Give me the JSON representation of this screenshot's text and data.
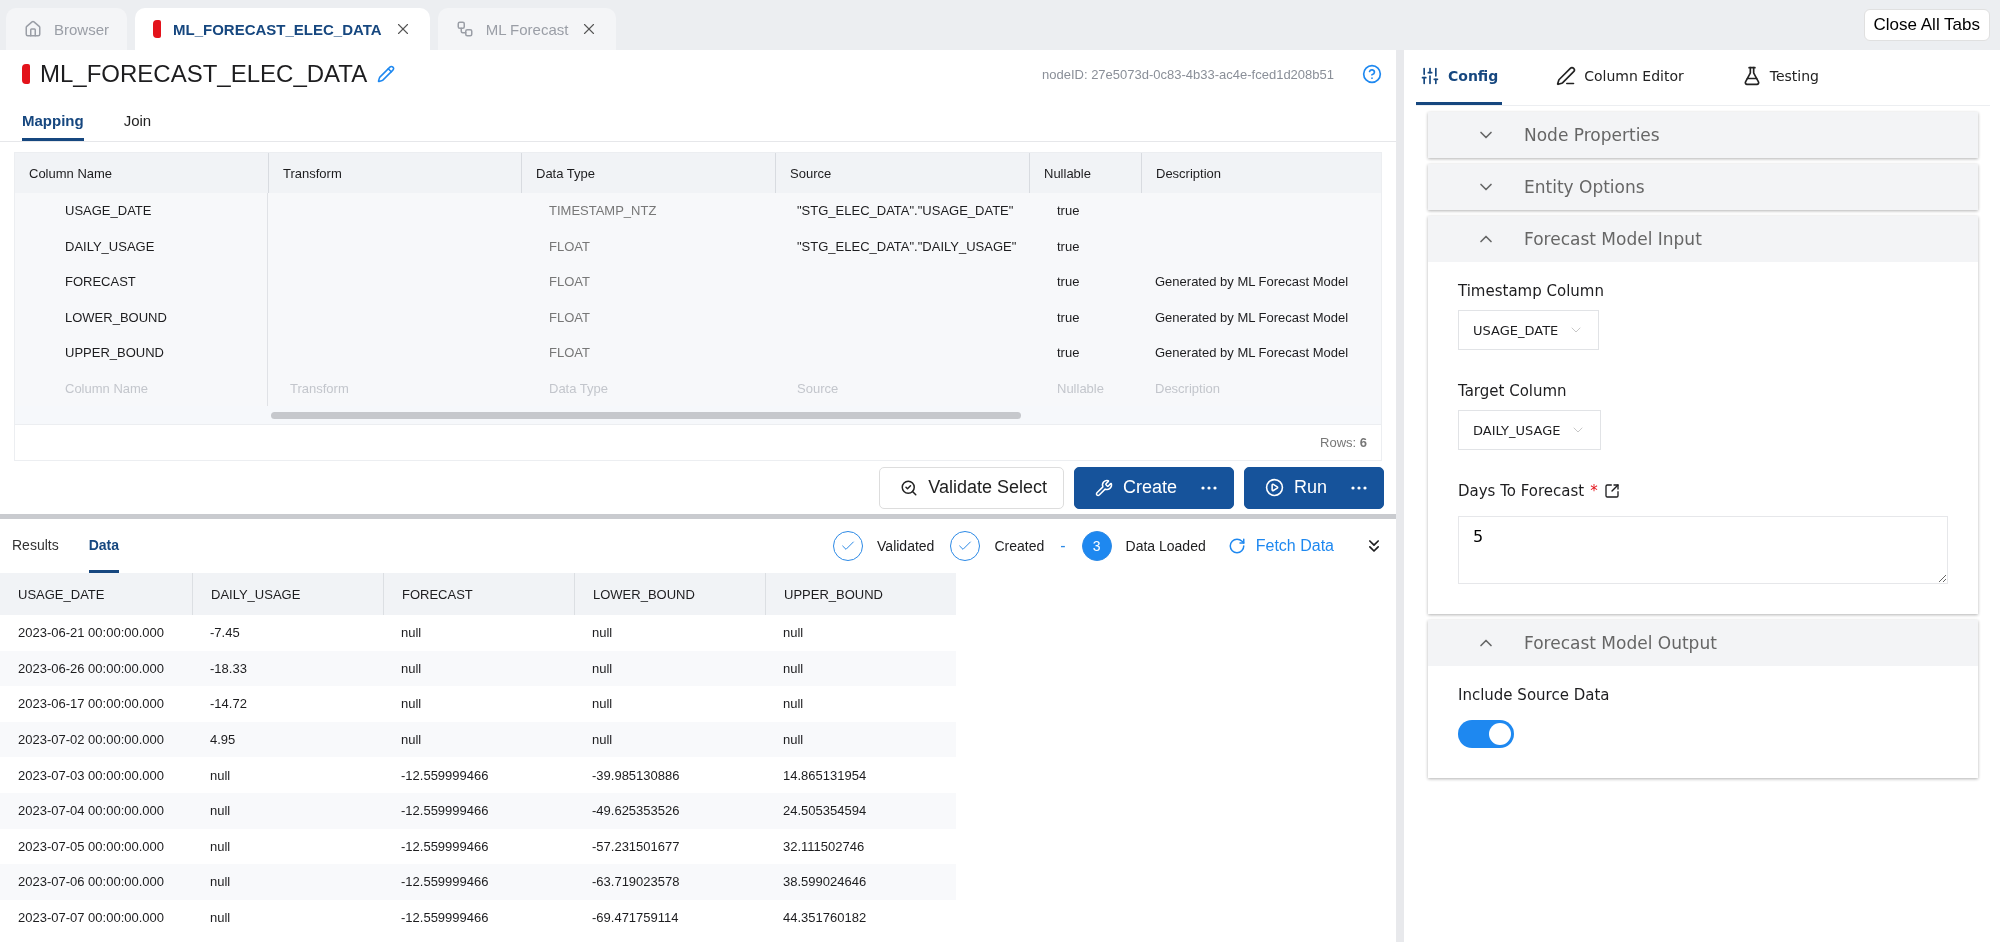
{
  "top_tabs": [
    {
      "kind": "home",
      "label": "Browser",
      "selected": false,
      "closable": false
    },
    {
      "kind": "node",
      "label": "ML_FORECAST_ELEC_DATA",
      "selected": true,
      "closable": true
    },
    {
      "kind": "graph",
      "label": "ML Forecast",
      "selected": false,
      "closable": true
    }
  ],
  "close_all": "Close All Tabs",
  "node": {
    "title": "ML_FORECAST_ELEC_DATA",
    "node_id": "nodeID: 27e5073d-0c83-4b33-ac4e-fced1d208b51"
  },
  "sub_tabs": [
    {
      "label": "Mapping",
      "selected": true
    },
    {
      "label": "Join",
      "selected": false
    }
  ],
  "mapping": {
    "columns": [
      "Column Name",
      "Transform",
      "Data Type",
      "Source",
      "Nullable",
      "Description"
    ],
    "rows": [
      [
        "USAGE_DATE",
        "",
        "TIMESTAMP_NTZ",
        "\"STG_ELEC_DATA\".\"USAGE_DATE\"",
        "true",
        ""
      ],
      [
        "DAILY_USAGE",
        "",
        "FLOAT",
        "\"STG_ELEC_DATA\".\"DAILY_USAGE\"",
        "true",
        ""
      ],
      [
        "FORECAST",
        "",
        "FLOAT",
        "",
        "true",
        "Generated by ML Forecast Model"
      ],
      [
        "LOWER_BOUND",
        "",
        "FLOAT",
        "",
        "true",
        "Generated by ML Forecast Model"
      ],
      [
        "UPPER_BOUND",
        "",
        "FLOAT",
        "",
        "true",
        "Generated by ML Forecast Model"
      ]
    ],
    "placeholders": [
      "Column Name",
      "Transform",
      "Data Type",
      "Source",
      "Nullable",
      "Description"
    ],
    "row_count": "Rows: **6**"
  },
  "actions": [
    {
      "kind": "validate",
      "label": "Validate Select"
    },
    {
      "kind": "create",
      "label": "Create"
    },
    {
      "kind": "run",
      "label": "Run"
    }
  ],
  "result_tabs": [
    {
      "label": "Results",
      "selected": false
    },
    {
      "label": "Data",
      "selected": true
    }
  ],
  "steps": [
    {
      "kind": "check",
      "label": "Validated"
    },
    {
      "kind": "check",
      "label": "Created"
    },
    {
      "kind": "number",
      "number": "3",
      "label": "Data Loaded"
    }
  ],
  "step_separator": "-",
  "fetch": "Fetch Data",
  "data": {
    "columns": [
      "USAGE_DATE",
      "DAILY_USAGE",
      "FORECAST",
      "LOWER_BOUND",
      "UPPER_BOUND"
    ],
    "rows": [
      [
        "2023-06-21 00:00:00.000",
        "-7.45",
        "null",
        "null",
        "null"
      ],
      [
        "2023-06-26 00:00:00.000",
        "-18.33",
        "null",
        "null",
        "null"
      ],
      [
        "2023-06-17 00:00:00.000",
        "-14.72",
        "null",
        "null",
        "null"
      ],
      [
        "2023-07-02 00:00:00.000",
        "4.95",
        "null",
        "null",
        "null"
      ],
      [
        "2023-07-03 00:00:00.000",
        "null",
        "-12.559999466",
        "-39.985130886",
        "14.865131954"
      ],
      [
        "2023-07-04 00:00:00.000",
        "null",
        "-12.559999466",
        "-49.625353526",
        "24.505354594"
      ],
      [
        "2023-07-05 00:00:00.000",
        "null",
        "-12.559999466",
        "-57.231501677",
        "32.111502746"
      ],
      [
        "2023-07-06 00:00:00.000",
        "null",
        "-12.559999466",
        "-63.719023578",
        "38.599024646"
      ],
      [
        "2023-07-07 00:00:00.000",
        "null",
        "-12.559999466",
        "-69.471759114",
        "44.351760182"
      ]
    ]
  },
  "side_tabs": [
    {
      "kind": "config",
      "label": "Config",
      "selected": true
    },
    {
      "kind": "editor",
      "label": "Column Editor",
      "selected": false
    },
    {
      "kind": "testing",
      "label": "Testing",
      "selected": false
    }
  ],
  "sections": [
    {
      "title": "Node Properties",
      "expanded": false
    },
    {
      "title": "Entity Options",
      "expanded": false
    },
    {
      "title": "Forecast Model Input",
      "expanded": true,
      "fields": [
        {
          "kind": "select",
          "label": "Timestamp Column",
          "value": "USAGE_DATE"
        },
        {
          "kind": "select",
          "label": "Target Column",
          "value": "DAILY_USAGE"
        },
        {
          "kind": "textarea",
          "label": "Days To Forecast",
          "required": true,
          "required_mark": "*",
          "value": "5"
        }
      ]
    },
    {
      "title": "Forecast Model Output",
      "expanded": true,
      "fields": [
        {
          "kind": "toggle",
          "label": "Include Source Data",
          "on": true
        }
      ]
    }
  ]
}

### WHAT THIS TASK INVOLVES
The records above must be echoed exactly, minus their pictures.

### EXPECTED ANSWER
Give me the JSON representation of this screenshot's text and data.
{
  "top_tabs": [
    {
      "kind": "home",
      "label": "Browser",
      "selected": false,
      "closable": false
    },
    {
      "kind": "node",
      "label": "ML_FORECAST_ELEC_DATA",
      "selected": true,
      "closable": true
    },
    {
      "kind": "graph",
      "label": "ML Forecast",
      "selected": false,
      "closable": true
    }
  ],
  "close_all": "Close All Tabs",
  "node": {
    "title": "ML_FORECAST_ELEC_DATA",
    "node_id": "nodeID: 27e5073d-0c83-4b33-ac4e-fced1d208b51"
  },
  "sub_tabs": [
    {
      "label": "Mapping",
      "selected": true
    },
    {
      "label": "Join",
      "selected": false
    }
  ],
  "mapping": {
    "columns": [
      "Column Name",
      "Transform",
      "Data Type",
      "Source",
      "Nullable",
      "Description"
    ],
    "rows": [
      [
        "USAGE_DATE",
        "",
        "TIMESTAMP_NTZ",
        "\"STG_ELEC_DATA\".\"USAGE_DATE\"",
        "true",
        ""
      ],
      [
        "DAILY_USAGE",
        "",
        "FLOAT",
        "\"STG_ELEC_DATA\".\"DAILY_USAGE\"",
        "true",
        ""
      ],
      [
        "FORECAST",
        "",
        "FLOAT",
        "",
        "true",
        "Generated by ML Forecast Model"
      ],
      [
        "LOWER_BOUND",
        "",
        "FLOAT",
        "",
        "true",
        "Generated by ML Forecast Model"
      ],
      [
        "UPPER_BOUND",
        "",
        "FLOAT",
        "",
        "true",
        "Generated by ML Forecast Model"
      ]
    ],
    "placeholders": [
      "Column Name",
      "Transform",
      "Data Type",
      "Source",
      "Nullable",
      "Description"
    ],
    "row_count": "Rows: **6**"
  },
  "actions": [
    {
      "kind": "validate",
      "label": "Validate Select"
    },
    {
      "kind": "create",
      "label": "Create"
    },
    {
      "kind": "run",
      "label": "Run"
    }
  ],
  "result_tabs": [
    {
      "label": "Results",
      "selected": false
    },
    {
      "label": "Data",
      "selected": true
    }
  ],
  "steps": [
    {
      "kind": "check",
      "label": "Validated"
    },
    {
      "kind": "check",
      "label": "Created"
    },
    {
      "kind": "number",
      "number": "3",
      "label": "Data Loaded"
    }
  ],
  "step_separator": "-",
  "fetch": "Fetch Data",
  "data": {
    "columns": [
      "USAGE_DATE",
      "DAILY_USAGE",
      "FORECAST",
      "LOWER_BOUND",
      "UPPER_BOUND"
    ],
    "rows": [
      [
        "2023-06-21 00:00:00.000",
        "-7.45",
        "null",
        "null",
        "null"
      ],
      [
        "2023-06-26 00:00:00.000",
        "-18.33",
        "null",
        "null",
        "null"
      ],
      [
        "2023-06-17 00:00:00.000",
        "-14.72",
        "null",
        "null",
        "null"
      ],
      [
        "2023-07-02 00:00:00.000",
        "4.95",
        "null",
        "null",
        "null"
      ],
      [
        "2023-07-03 00:00:00.000",
        "null",
        "-12.559999466",
        "-39.985130886",
        "14.865131954"
      ],
      [
        "2023-07-04 00:00:00.000",
        "null",
        "-12.559999466",
        "-49.625353526",
        "24.505354594"
      ],
      [
        "2023-07-05 00:00:00.000",
        "null",
        "-12.559999466",
        "-57.231501677",
        "32.111502746"
      ],
      [
        "2023-07-06 00:00:00.000",
        "null",
        "-12.559999466",
        "-63.719023578",
        "38.599024646"
      ],
      [
        "2023-07-07 00:00:00.000",
        "null",
        "-12.559999466",
        "-69.471759114",
        "44.351760182"
      ]
    ]
  },
  "side_tabs": [
    {
      "kind": "config",
      "label": "Config",
      "selected": true
    },
    {
      "kind": "editor",
      "label": "Column Editor",
      "selected": false
    },
    {
      "kind": "testing",
      "label": "Testing",
      "selected": false
    }
  ],
  "sections": [
    {
      "title": "Node Properties",
      "expanded": false
    },
    {
      "title": "Entity Options",
      "expanded": false
    },
    {
      "title": "Forecast Model Input",
      "expanded": true,
      "fields": [
        {
          "kind": "select",
          "label": "Timestamp Column",
          "value": "USAGE_DATE"
        },
        {
          "kind": "select",
          "label": "Target Column",
          "value": "DAILY_USAGE"
        },
        {
          "kind": "textarea",
          "label": "Days To Forecast",
          "required": true,
          "required_mark": "*",
          "value": "5"
        }
      ]
    },
    {
      "title": "Forecast Model Output",
      "expanded": true,
      "fields": [
        {
          "kind": "toggle",
          "label": "Include Source Data",
          "on": true
        }
      ]
    }
  ]
}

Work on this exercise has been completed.